(A run of records)
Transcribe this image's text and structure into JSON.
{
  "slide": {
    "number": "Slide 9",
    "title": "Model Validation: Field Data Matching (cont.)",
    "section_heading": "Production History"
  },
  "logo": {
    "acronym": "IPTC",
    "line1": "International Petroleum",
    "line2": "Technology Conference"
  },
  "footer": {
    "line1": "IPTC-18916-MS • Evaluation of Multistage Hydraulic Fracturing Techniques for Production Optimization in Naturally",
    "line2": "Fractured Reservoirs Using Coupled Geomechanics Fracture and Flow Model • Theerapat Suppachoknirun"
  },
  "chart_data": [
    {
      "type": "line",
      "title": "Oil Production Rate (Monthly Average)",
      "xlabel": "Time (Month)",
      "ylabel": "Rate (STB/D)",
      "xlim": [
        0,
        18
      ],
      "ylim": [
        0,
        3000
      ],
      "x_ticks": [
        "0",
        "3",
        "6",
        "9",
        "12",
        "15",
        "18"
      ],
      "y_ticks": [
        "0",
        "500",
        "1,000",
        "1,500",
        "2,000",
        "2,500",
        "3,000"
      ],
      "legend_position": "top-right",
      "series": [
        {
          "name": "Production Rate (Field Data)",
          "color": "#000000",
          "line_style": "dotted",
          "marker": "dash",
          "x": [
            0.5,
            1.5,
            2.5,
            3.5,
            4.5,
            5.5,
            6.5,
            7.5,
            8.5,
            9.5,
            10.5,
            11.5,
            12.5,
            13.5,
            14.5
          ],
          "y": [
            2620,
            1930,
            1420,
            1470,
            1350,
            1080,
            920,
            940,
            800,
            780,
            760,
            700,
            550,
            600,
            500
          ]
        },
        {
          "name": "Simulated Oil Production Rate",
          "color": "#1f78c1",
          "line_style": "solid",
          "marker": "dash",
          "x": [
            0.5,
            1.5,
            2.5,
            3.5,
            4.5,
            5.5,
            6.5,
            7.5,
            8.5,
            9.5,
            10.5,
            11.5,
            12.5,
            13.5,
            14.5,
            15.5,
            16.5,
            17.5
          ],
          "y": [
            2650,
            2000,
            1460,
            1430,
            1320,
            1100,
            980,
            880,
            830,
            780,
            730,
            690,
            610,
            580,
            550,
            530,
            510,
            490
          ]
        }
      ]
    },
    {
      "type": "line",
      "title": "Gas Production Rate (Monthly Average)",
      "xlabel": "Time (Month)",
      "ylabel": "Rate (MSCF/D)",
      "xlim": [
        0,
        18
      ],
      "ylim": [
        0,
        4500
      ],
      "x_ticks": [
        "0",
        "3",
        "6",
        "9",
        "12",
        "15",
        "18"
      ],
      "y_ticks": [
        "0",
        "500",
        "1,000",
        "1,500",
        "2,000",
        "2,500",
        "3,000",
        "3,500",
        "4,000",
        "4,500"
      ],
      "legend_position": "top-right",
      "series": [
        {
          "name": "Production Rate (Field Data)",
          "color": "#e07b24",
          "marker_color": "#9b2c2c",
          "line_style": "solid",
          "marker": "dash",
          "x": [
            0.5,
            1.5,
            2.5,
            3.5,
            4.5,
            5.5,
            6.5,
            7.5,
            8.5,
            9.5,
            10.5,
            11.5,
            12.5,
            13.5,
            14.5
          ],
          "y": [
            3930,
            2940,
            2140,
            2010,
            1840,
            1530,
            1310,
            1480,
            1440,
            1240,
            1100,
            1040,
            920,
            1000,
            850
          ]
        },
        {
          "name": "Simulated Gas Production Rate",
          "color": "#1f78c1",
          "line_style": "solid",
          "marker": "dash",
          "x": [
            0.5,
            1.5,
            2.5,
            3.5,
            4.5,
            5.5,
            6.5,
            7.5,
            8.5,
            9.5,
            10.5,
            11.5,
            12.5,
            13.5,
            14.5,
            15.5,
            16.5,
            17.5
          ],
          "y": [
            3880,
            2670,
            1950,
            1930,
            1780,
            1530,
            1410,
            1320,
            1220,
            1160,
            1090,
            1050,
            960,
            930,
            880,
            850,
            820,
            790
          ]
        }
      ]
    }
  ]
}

Task directions:
Check each line of the entries above, and show every one holding the word "Average".

Solution below:
      "title": "Oil Production Rate (Monthly Average)",
      "title": "Gas Production Rate (Monthly Average)",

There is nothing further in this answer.